• [Task]:
Take every line from the material that has the word "стран" in it.

• [Data records]:
★ ★ ★ ★ ★ ★ ★
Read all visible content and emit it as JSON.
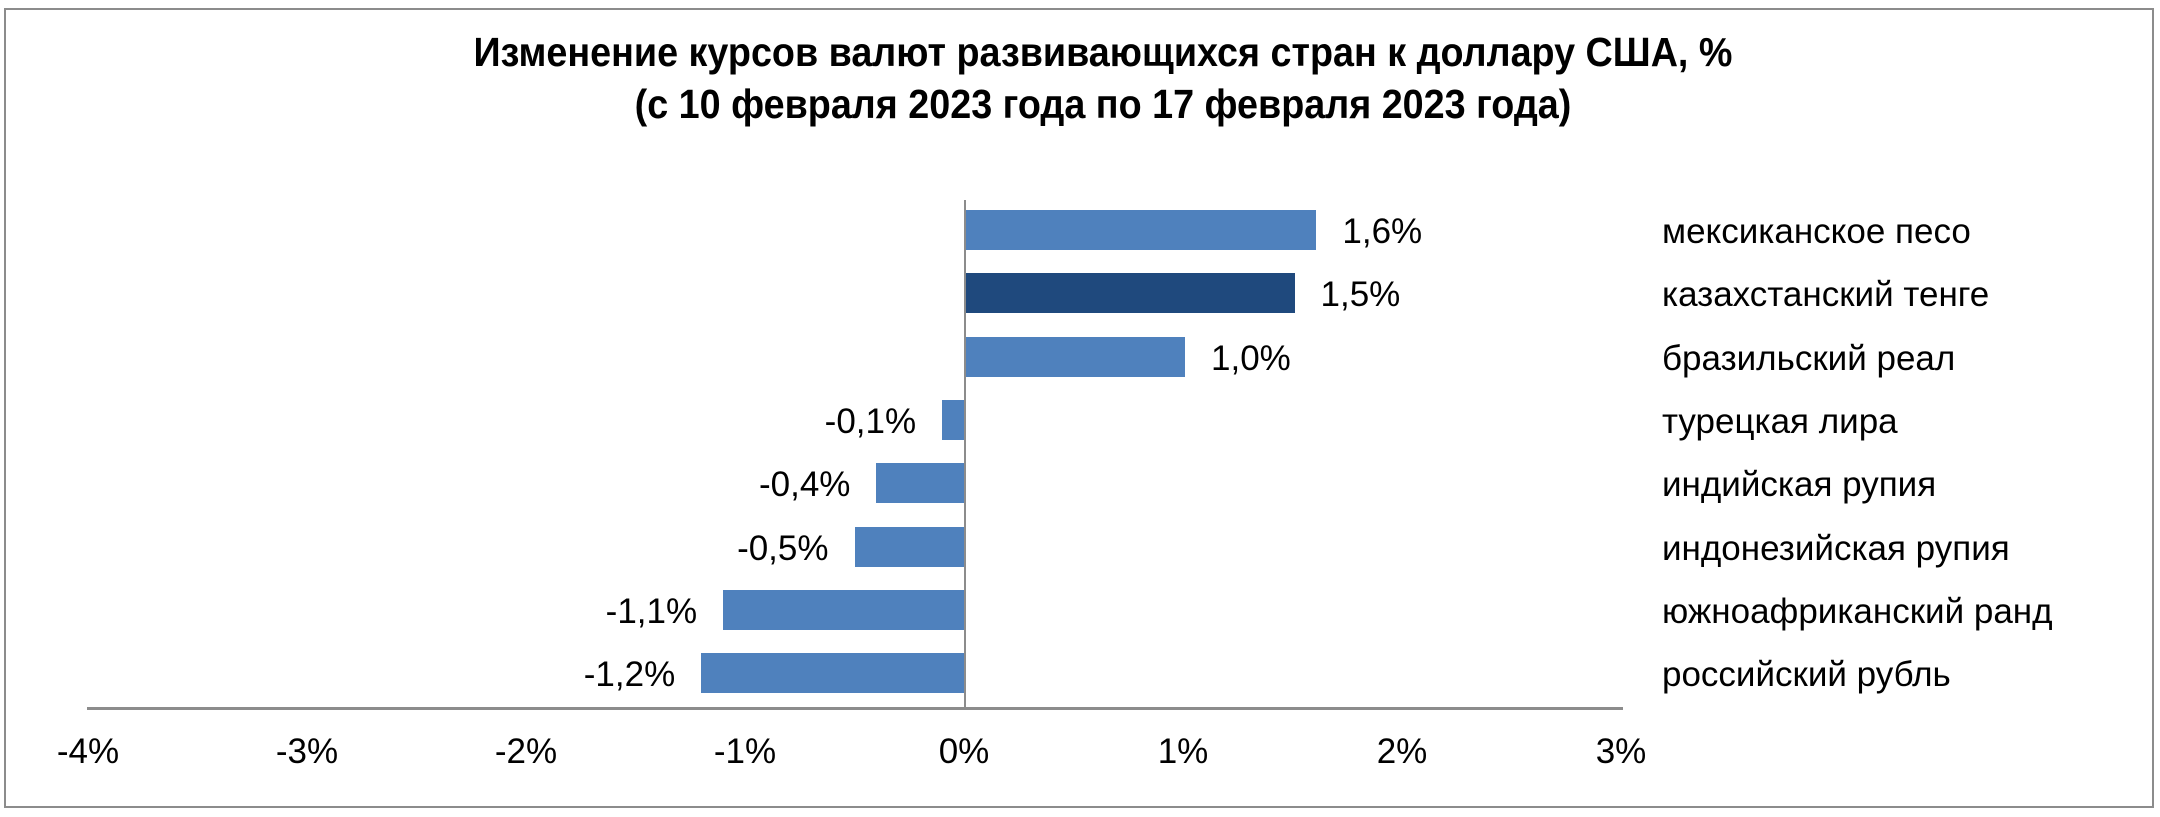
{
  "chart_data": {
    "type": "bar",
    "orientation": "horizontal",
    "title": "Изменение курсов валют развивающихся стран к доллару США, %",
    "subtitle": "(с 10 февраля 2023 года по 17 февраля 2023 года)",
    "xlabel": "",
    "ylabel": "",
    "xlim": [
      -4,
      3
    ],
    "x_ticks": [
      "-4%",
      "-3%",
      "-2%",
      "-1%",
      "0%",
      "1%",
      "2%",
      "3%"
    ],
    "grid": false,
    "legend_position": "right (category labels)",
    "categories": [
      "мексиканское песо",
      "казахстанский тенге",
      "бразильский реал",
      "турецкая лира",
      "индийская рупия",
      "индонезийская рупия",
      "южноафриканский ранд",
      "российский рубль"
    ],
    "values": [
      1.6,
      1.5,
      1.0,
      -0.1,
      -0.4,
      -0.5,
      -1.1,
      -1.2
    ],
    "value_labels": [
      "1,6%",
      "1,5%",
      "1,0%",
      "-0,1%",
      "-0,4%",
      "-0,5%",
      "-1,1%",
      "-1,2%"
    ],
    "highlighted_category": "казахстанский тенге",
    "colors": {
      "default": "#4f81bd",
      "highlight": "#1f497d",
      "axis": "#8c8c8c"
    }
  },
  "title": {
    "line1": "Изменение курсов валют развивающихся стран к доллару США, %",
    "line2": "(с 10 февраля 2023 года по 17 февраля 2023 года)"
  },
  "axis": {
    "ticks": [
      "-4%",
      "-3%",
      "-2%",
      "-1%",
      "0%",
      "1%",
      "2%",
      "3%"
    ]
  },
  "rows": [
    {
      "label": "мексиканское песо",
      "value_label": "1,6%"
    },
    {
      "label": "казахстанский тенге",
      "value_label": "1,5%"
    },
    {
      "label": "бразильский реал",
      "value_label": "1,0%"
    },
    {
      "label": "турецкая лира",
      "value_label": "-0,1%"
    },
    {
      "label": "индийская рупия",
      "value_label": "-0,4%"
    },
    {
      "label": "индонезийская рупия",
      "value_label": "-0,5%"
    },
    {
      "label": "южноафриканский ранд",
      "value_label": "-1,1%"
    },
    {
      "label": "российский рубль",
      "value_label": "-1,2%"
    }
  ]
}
★ ★ ★ ★ ★ ★ ★
• [Answer to the task]:
    "title": "Изменение курсов валют развивающихся стран к доллару США, %",
    "line1": "Изменение курсов валют развивающихся стран к доллару США, %",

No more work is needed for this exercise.